▶ [WHAT YOU ARE ASKED TO DO]: Using the data below, determine the number of lines that include the string "Menu". Write only that number.

========================

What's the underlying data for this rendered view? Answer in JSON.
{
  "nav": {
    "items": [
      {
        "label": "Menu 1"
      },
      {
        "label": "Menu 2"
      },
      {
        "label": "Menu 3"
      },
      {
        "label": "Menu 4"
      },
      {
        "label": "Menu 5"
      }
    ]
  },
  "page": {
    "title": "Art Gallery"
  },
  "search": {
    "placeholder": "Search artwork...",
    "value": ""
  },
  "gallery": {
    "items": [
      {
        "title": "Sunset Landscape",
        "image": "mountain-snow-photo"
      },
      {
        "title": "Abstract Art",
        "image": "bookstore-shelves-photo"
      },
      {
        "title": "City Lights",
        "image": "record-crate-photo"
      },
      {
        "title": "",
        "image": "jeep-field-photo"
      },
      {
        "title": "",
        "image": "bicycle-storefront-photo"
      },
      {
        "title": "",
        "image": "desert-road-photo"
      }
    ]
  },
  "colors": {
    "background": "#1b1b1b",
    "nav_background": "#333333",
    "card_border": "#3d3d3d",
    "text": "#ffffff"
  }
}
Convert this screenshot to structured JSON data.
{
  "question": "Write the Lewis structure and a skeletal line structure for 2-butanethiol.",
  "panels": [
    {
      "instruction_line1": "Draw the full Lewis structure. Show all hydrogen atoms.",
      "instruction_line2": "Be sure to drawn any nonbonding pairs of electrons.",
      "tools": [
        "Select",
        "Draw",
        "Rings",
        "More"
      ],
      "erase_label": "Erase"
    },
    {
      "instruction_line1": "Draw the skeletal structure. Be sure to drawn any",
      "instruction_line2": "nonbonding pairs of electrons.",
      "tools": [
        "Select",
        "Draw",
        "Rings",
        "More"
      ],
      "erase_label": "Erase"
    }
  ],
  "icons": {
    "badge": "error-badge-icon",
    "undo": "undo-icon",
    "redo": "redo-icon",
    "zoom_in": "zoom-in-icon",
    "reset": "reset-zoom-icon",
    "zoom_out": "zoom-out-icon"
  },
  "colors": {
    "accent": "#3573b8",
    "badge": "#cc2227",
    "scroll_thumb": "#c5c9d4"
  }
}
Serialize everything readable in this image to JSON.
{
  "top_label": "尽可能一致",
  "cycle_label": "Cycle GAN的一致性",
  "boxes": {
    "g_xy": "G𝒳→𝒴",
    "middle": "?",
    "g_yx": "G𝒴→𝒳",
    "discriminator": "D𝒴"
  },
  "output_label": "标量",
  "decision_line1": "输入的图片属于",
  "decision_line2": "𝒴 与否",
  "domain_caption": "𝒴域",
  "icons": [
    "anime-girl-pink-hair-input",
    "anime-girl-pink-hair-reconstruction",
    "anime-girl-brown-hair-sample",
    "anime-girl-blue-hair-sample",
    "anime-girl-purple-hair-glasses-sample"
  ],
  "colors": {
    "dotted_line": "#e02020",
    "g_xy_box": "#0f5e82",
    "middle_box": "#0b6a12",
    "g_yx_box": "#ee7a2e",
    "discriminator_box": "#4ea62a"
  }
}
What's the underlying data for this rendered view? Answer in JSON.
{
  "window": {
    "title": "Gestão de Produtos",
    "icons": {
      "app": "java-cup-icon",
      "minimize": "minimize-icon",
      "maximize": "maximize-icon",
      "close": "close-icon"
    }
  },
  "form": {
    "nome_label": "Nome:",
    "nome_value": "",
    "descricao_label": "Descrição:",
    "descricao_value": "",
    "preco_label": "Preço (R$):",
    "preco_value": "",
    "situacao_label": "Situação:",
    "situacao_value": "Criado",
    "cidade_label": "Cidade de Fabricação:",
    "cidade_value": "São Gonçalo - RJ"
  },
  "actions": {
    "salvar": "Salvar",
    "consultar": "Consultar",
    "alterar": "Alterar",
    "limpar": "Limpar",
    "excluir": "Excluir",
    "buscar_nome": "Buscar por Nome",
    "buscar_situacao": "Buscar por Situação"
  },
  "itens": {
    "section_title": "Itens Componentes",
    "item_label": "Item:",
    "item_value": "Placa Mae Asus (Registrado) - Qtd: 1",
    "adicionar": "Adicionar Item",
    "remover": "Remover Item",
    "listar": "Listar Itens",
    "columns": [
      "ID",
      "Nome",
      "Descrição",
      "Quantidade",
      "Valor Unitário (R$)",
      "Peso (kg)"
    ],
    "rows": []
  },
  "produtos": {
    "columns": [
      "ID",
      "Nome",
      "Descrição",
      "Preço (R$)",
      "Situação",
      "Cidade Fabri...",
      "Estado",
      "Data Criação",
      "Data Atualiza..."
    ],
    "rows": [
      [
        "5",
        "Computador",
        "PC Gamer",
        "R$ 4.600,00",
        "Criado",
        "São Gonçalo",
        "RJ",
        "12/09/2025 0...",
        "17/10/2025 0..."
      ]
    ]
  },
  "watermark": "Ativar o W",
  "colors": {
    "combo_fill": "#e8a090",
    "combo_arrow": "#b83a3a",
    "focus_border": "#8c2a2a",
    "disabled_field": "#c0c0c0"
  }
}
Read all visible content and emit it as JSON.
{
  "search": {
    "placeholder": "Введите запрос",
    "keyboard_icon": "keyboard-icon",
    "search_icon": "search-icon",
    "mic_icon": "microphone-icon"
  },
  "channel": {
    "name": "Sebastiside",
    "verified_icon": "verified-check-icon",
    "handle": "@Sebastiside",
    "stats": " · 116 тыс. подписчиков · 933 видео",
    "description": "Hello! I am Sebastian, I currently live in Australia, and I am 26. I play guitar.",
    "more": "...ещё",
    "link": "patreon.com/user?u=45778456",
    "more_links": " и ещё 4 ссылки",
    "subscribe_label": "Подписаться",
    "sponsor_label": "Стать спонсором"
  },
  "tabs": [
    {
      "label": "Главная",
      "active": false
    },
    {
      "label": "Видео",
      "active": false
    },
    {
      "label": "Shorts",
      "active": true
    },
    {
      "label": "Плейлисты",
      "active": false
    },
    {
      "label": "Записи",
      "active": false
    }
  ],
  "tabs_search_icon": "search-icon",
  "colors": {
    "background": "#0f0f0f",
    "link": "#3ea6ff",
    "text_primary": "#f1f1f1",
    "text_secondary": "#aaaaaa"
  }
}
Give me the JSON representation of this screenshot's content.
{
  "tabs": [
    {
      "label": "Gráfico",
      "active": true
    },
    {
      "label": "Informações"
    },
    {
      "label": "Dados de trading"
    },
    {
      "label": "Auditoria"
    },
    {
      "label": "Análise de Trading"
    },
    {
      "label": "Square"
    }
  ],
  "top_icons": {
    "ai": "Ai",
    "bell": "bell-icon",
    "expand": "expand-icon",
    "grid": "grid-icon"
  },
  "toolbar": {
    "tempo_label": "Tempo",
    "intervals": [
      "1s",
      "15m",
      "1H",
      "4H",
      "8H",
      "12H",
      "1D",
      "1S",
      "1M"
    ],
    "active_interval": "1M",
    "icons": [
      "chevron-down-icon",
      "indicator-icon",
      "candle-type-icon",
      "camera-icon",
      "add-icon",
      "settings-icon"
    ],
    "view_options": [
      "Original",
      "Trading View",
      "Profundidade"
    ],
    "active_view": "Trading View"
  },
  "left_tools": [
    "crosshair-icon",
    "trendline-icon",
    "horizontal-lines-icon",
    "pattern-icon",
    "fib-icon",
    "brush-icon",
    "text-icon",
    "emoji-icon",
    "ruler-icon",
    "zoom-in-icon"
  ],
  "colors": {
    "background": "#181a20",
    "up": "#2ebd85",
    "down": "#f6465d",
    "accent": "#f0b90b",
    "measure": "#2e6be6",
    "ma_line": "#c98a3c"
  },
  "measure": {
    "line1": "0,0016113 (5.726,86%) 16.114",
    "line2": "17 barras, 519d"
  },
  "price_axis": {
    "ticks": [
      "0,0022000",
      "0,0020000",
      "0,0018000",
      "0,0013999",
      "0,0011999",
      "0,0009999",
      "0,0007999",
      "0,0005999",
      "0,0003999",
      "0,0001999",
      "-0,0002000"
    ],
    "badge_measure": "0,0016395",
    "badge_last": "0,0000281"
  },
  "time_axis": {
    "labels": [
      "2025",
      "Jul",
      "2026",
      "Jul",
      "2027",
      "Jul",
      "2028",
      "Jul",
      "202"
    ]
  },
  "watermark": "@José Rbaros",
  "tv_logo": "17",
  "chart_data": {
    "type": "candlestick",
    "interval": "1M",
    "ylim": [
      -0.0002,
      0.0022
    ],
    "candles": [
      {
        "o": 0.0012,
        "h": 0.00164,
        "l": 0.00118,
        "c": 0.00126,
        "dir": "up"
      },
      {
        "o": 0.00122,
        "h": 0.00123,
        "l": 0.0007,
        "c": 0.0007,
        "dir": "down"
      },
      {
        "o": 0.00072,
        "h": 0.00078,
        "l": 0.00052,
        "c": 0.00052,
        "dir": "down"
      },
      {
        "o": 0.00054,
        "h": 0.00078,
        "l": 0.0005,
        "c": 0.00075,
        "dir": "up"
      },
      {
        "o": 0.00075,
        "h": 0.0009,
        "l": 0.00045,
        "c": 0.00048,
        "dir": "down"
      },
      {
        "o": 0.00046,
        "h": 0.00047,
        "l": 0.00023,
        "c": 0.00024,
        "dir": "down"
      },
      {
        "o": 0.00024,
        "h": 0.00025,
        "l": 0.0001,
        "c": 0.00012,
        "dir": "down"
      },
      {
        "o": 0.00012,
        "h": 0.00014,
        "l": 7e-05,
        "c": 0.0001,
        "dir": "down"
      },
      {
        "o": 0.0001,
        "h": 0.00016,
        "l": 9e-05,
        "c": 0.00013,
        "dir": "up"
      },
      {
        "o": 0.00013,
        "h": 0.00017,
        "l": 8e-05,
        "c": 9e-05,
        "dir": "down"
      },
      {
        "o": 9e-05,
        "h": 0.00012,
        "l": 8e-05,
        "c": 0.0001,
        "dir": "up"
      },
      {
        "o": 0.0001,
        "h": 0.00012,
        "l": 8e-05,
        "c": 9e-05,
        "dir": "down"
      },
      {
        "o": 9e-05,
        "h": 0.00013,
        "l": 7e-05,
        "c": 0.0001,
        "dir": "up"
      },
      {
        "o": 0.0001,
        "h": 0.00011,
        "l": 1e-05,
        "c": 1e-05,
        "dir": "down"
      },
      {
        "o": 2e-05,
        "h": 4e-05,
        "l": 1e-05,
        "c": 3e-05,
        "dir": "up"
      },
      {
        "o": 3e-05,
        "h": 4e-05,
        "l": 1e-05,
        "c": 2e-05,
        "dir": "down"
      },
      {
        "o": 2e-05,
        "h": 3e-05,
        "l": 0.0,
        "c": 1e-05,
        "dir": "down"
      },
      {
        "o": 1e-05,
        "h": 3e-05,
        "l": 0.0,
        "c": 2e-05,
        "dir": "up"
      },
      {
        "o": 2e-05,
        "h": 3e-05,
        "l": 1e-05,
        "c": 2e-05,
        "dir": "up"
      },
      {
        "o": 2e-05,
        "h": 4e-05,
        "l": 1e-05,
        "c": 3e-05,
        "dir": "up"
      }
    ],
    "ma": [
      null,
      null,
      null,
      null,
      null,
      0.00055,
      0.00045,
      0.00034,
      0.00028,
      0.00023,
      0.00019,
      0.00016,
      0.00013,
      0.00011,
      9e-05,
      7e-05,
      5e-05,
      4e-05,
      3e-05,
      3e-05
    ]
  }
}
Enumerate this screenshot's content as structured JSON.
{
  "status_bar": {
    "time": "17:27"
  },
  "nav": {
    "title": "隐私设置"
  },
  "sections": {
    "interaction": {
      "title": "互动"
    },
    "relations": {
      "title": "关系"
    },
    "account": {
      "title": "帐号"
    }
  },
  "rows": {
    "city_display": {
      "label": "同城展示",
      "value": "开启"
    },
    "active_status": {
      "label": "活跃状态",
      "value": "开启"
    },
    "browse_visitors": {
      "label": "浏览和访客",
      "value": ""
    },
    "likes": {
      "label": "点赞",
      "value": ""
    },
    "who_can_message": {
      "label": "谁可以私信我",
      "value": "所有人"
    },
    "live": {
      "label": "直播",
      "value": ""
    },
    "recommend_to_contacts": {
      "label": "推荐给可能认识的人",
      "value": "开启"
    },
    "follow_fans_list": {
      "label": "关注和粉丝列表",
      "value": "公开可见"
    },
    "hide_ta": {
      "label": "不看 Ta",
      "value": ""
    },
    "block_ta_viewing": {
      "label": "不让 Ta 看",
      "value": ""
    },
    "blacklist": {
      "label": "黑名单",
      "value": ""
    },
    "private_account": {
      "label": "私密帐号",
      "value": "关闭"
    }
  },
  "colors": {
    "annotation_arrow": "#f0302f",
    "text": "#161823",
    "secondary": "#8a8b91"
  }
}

========================

▶ [FULL RESPONSE]: 5